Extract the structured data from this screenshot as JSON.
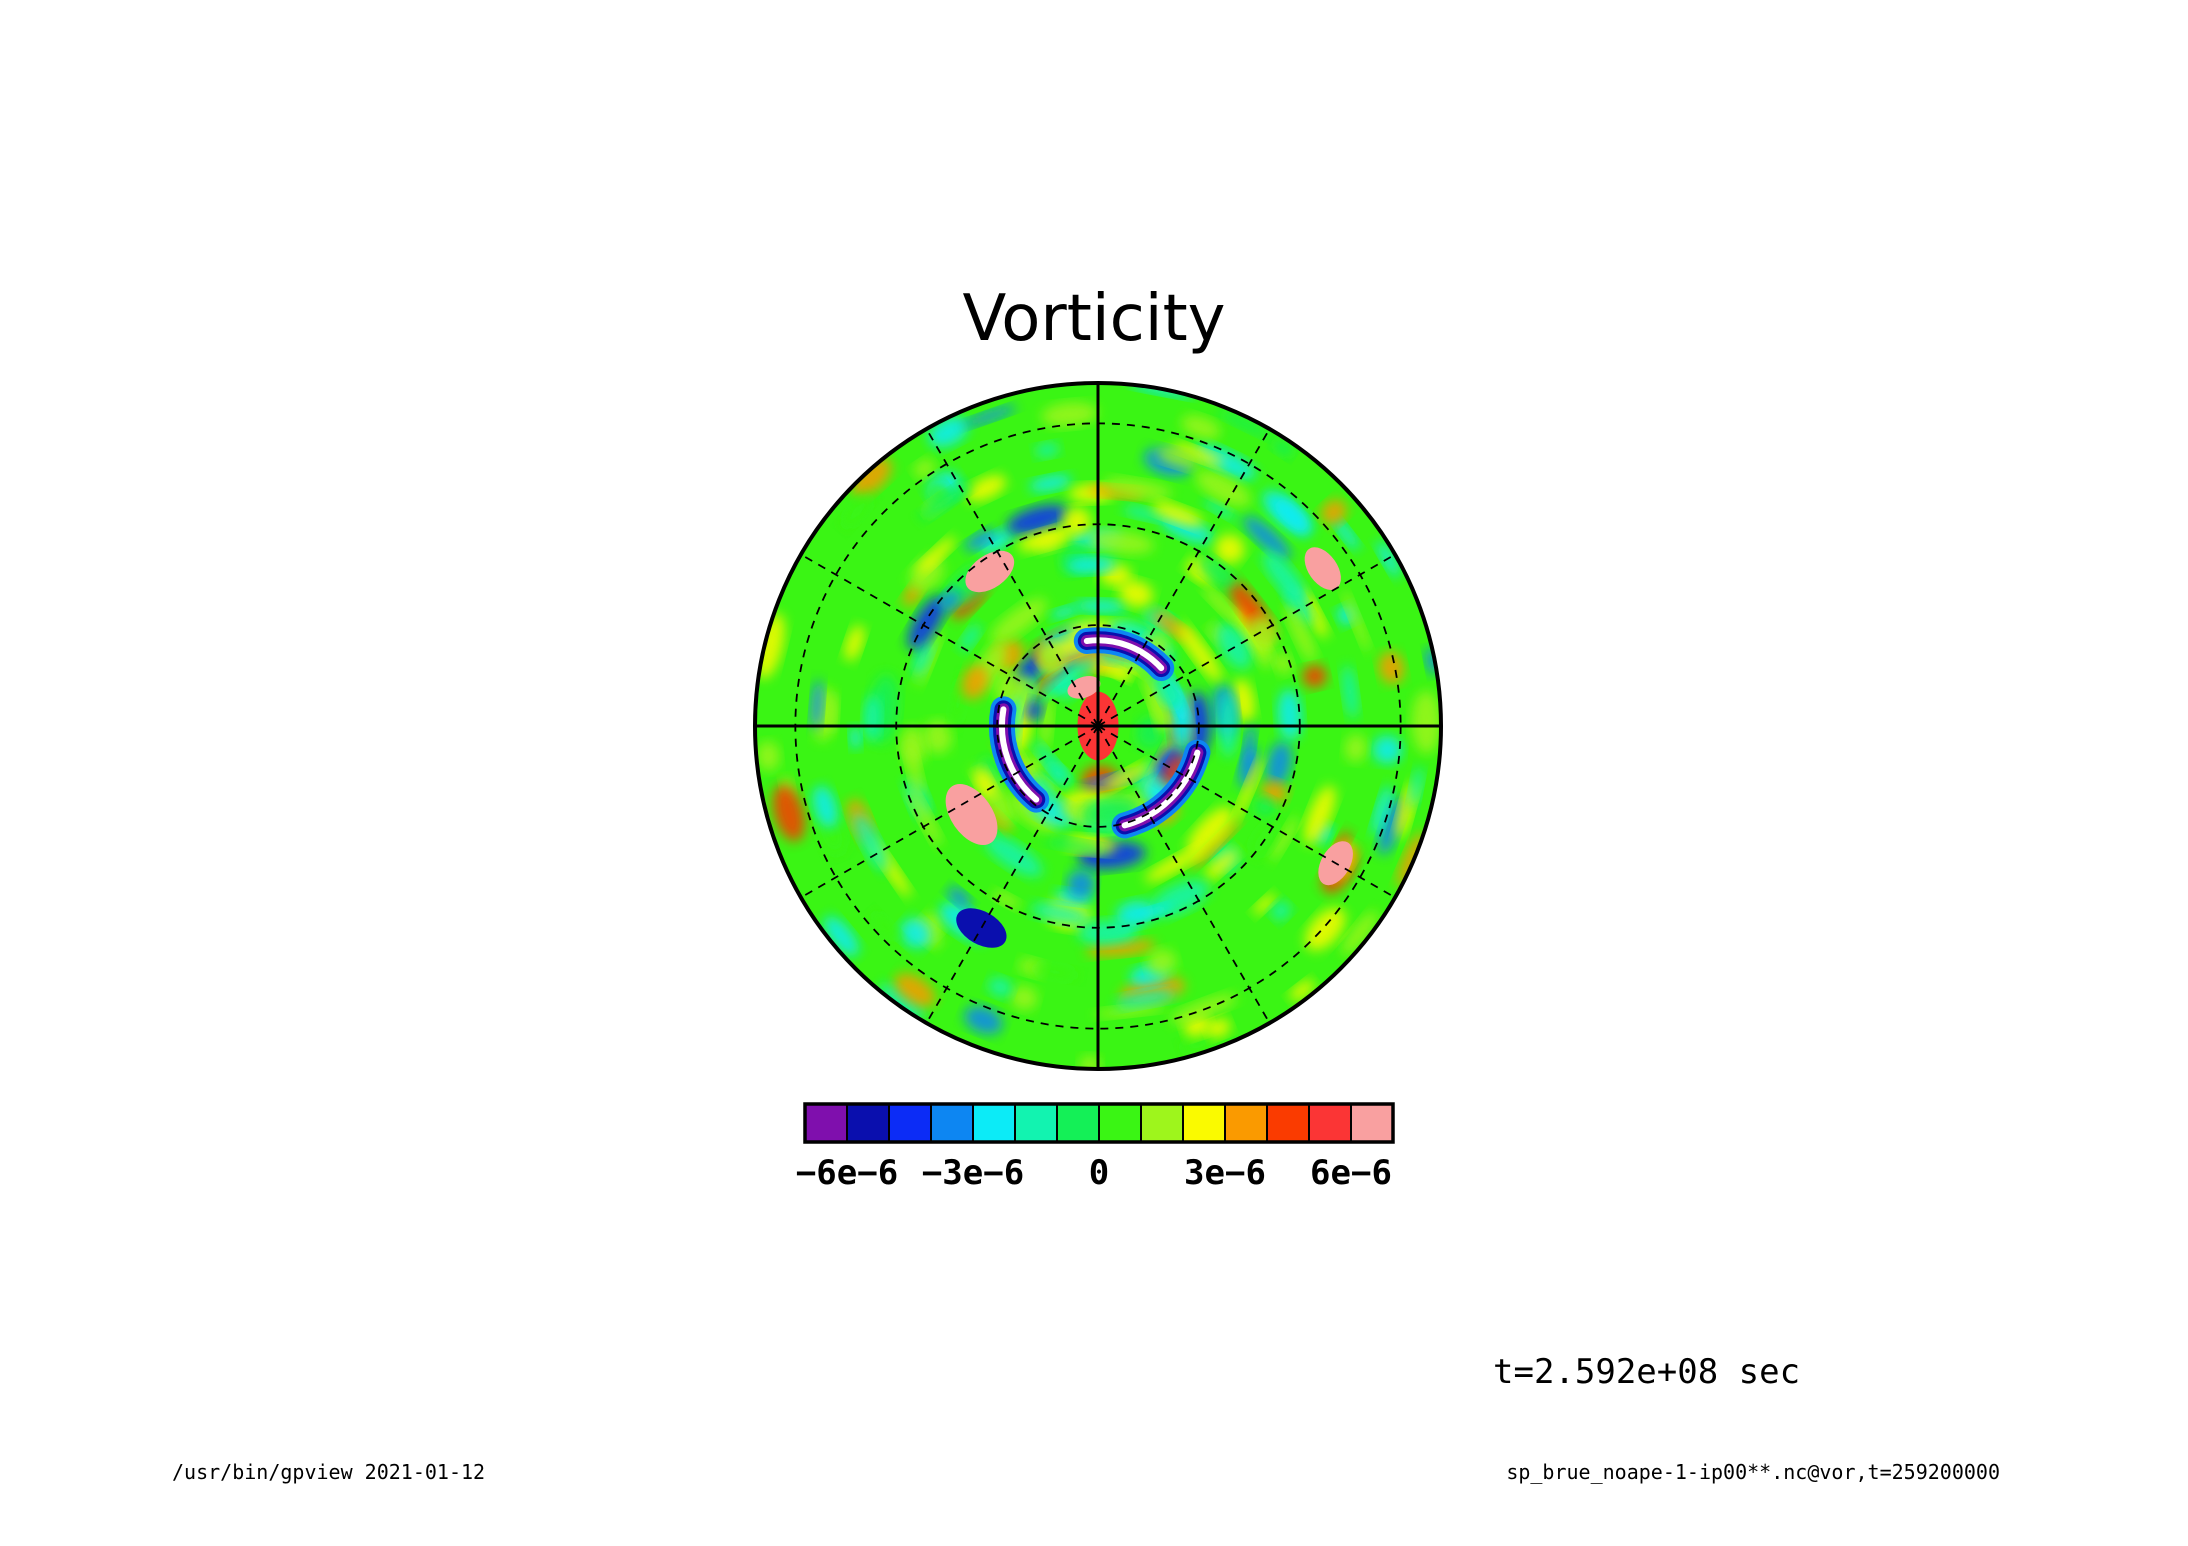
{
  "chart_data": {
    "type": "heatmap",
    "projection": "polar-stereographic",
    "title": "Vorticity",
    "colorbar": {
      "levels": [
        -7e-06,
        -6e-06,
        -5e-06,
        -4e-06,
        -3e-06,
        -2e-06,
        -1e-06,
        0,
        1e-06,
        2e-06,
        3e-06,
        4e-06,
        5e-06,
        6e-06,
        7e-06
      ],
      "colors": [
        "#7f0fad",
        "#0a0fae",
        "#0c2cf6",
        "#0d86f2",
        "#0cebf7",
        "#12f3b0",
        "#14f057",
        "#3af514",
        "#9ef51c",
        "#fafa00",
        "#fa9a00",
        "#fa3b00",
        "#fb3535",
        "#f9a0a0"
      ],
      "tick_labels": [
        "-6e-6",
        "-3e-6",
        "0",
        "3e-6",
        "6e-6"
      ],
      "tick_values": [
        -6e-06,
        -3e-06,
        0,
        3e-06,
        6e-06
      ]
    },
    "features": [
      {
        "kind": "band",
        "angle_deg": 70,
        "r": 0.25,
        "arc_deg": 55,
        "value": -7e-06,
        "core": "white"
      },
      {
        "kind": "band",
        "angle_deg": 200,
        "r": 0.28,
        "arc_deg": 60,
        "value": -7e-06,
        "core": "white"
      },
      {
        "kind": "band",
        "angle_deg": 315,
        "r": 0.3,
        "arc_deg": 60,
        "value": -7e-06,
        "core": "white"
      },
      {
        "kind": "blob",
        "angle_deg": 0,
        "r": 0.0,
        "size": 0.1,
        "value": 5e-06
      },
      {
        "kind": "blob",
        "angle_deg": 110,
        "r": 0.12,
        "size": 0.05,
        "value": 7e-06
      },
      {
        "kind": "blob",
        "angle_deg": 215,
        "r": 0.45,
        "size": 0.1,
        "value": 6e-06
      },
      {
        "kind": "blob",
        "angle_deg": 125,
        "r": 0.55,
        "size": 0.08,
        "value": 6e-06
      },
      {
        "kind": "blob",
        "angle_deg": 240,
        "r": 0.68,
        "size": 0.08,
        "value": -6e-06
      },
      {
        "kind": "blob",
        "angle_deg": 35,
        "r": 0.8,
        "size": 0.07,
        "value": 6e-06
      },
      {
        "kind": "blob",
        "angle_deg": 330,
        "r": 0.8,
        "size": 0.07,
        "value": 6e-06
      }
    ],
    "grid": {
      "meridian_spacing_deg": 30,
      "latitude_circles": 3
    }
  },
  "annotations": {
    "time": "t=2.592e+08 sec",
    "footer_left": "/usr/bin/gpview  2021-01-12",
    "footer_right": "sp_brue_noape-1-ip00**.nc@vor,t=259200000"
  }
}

________

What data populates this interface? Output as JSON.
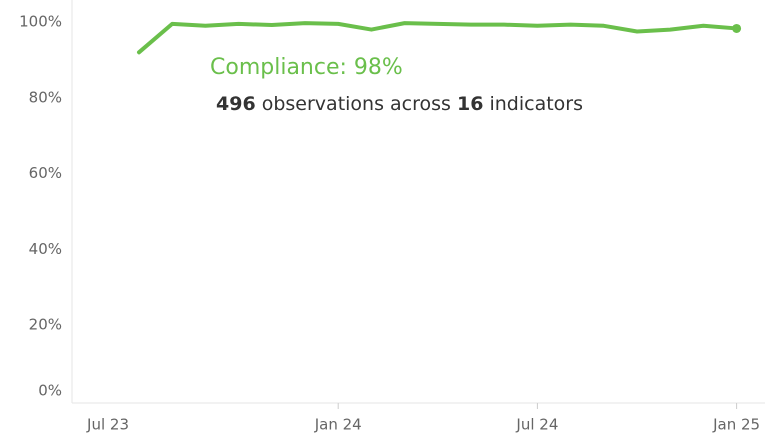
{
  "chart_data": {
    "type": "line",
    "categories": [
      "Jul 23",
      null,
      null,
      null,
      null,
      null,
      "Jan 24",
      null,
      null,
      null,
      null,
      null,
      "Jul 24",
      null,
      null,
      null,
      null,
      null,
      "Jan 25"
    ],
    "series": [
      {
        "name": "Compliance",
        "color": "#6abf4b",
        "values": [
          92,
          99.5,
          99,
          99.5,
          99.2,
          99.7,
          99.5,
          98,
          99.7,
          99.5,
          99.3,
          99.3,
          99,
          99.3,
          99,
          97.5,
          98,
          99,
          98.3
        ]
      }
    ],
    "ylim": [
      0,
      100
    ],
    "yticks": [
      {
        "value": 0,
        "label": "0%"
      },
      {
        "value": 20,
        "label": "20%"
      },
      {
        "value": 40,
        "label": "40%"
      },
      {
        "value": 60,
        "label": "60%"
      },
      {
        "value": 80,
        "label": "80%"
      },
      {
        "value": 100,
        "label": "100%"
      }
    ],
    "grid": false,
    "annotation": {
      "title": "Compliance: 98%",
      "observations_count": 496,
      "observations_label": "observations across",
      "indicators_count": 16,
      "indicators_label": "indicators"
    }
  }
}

________

§ EXERCISE OBJECTIVE
Pick out each line containing "title" and report it.

§ COMPLETE RESPONSE
    "title": "Vorticity",
      "title": "Compliance: 98%",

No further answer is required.